> [SET EXERCISE]:
Format the lines of the records as a JSON list of strings, one string per line with blank lines omitted, starting with the first line and continuing through the line containing "child-name: Margot DUMAS (91, 218, 211, 241)", inclusive.

> [DATA SHOWN]:

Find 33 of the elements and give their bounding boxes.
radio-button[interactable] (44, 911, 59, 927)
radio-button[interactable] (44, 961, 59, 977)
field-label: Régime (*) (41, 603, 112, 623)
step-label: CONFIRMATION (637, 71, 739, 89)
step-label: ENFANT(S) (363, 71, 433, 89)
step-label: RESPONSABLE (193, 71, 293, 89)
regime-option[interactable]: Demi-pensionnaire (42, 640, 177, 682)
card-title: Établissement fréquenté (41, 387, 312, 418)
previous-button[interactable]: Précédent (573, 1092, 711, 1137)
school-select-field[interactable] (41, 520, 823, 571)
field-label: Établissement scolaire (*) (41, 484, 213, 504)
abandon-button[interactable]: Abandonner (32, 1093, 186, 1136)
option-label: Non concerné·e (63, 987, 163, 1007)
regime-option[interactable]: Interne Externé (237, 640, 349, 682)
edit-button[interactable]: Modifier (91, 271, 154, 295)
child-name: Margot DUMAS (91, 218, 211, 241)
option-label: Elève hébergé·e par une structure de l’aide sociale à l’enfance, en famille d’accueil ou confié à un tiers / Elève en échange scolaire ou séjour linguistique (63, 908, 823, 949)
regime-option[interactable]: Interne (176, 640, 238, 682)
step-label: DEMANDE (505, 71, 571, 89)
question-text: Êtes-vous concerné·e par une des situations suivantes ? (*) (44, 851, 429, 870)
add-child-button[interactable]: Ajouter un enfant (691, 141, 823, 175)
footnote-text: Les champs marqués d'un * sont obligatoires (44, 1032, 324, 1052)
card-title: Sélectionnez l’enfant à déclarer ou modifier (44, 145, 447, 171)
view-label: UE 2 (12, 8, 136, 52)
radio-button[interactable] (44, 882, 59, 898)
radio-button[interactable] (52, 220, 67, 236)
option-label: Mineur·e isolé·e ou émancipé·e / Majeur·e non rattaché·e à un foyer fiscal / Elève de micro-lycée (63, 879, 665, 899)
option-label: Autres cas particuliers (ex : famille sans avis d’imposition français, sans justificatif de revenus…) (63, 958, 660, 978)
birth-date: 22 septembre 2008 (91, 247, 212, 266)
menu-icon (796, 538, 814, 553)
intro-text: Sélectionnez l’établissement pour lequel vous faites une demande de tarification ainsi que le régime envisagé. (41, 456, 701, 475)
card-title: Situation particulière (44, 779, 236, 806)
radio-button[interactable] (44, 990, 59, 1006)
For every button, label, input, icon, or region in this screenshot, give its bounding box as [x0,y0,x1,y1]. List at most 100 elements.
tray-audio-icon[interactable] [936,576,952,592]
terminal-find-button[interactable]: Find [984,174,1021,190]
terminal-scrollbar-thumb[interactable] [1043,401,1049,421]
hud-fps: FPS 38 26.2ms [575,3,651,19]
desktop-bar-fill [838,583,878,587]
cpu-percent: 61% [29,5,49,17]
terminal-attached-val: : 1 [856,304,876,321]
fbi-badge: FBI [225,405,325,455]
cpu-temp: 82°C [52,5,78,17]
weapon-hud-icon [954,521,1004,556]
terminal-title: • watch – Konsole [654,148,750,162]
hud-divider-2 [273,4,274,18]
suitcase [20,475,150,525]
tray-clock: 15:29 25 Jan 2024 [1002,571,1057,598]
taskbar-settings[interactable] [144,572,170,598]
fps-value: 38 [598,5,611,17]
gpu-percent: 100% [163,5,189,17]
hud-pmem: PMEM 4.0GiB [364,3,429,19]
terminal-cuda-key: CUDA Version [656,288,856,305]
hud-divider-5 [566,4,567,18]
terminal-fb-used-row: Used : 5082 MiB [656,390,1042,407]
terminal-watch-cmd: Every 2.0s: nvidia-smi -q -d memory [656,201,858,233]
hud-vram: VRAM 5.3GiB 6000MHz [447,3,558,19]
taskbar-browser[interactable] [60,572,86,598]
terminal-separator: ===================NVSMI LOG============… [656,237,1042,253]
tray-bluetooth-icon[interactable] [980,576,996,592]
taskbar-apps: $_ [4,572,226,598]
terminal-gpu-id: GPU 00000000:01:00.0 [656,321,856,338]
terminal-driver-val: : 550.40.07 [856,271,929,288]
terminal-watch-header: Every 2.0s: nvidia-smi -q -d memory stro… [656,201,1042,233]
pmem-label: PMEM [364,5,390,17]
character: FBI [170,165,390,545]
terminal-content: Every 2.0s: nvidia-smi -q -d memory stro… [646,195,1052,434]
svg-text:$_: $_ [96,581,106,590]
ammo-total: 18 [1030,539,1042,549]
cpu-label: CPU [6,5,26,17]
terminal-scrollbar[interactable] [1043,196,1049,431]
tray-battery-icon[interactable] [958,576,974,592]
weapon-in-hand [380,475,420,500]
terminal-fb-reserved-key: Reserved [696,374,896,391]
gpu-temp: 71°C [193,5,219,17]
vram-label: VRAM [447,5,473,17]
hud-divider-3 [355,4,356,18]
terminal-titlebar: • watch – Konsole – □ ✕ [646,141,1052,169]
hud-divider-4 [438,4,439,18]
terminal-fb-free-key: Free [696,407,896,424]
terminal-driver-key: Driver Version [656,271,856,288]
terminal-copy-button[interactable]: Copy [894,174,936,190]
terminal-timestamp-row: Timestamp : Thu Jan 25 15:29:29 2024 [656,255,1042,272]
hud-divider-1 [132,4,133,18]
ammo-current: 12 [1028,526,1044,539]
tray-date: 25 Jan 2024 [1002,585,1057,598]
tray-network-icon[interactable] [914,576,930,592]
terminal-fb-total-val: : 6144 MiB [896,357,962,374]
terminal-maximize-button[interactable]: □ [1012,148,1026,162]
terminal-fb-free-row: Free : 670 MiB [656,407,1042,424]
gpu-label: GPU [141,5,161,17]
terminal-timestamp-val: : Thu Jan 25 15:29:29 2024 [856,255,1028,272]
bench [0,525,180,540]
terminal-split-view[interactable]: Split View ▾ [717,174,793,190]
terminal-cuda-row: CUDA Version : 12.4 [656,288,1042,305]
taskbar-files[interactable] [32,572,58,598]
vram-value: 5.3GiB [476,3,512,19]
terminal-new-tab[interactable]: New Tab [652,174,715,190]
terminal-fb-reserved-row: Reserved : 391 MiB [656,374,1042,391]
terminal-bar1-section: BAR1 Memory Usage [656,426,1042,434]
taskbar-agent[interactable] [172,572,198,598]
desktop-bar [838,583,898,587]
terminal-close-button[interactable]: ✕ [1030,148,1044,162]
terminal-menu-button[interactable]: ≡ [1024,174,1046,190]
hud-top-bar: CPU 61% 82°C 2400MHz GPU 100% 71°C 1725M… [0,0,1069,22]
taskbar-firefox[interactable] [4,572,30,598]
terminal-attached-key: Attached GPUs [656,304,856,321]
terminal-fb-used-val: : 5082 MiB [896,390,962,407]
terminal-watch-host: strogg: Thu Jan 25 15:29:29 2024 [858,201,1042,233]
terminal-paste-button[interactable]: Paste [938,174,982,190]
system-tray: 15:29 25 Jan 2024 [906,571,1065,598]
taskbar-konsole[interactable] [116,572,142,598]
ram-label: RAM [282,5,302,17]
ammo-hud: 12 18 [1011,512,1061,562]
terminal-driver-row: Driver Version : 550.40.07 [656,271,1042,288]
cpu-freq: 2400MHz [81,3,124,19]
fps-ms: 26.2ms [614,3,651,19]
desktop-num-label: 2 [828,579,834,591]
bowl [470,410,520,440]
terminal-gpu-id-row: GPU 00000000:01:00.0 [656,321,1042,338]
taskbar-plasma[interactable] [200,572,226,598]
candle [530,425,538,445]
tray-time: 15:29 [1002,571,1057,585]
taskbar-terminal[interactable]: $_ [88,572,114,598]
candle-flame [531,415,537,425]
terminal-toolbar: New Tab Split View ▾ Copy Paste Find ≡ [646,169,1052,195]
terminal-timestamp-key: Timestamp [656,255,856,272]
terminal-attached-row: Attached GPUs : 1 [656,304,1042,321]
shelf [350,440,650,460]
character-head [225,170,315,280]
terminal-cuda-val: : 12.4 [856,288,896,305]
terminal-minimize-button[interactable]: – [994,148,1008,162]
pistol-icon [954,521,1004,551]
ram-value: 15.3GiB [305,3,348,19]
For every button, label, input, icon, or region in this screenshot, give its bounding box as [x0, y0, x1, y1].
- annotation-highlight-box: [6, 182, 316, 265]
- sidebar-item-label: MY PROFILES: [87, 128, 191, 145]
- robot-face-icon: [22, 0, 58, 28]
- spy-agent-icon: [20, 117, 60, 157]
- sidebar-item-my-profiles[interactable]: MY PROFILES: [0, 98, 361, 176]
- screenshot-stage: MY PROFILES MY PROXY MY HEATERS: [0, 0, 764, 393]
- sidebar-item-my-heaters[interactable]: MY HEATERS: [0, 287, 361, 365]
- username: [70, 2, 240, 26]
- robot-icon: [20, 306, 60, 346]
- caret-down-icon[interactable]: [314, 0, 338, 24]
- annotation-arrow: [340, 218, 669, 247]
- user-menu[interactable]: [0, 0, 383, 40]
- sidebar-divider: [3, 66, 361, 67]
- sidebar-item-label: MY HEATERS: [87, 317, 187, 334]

> [REPLY TO THE EXERCISE]:
[
  "Find 33 of the elements and give their bounding boxes.",
  "radio-button[interactable] (44, 911, 59, 927)",
  "radio-button[interactable] (44, 961, 59, 977)",
  "field-label: Régime (*) (41, 603, 112, 623)",
  "step-label: CONFIRMATION (637, 71, 739, 89)",
  "step-label: ENFANT(S) (363, 71, 433, 89)",
  "step-label: RESPONSABLE (193, 71, 293, 89)",
  "regime-option[interactable]: Demi-pensionnaire (42, 640, 177, 682)",
  "card-title: Établissement fréquenté (41, 387, 312, 418)",
  "previous-button[interactable]: Précédent (573, 1092, 711, 1137)",
  "school-select-field[interactable] (41, 520, 823, 571)",
  "field-label: Établissement scolaire (*) (41, 484, 213, 504)",
  "abandon-button[interactable]: Abandonner (32, 1093, 186, 1136)",
  "option-label: Non concerné·e (63, 987, 163, 1007)",
  "regime-option[interactable]: Interne Externé (237, 640, 349, 682)",
  "edit-button[interactable]: Modifier (91, 271, 154, 295)",
  "child-name: Margot DUMAS (91, 218, 211, 241)"
]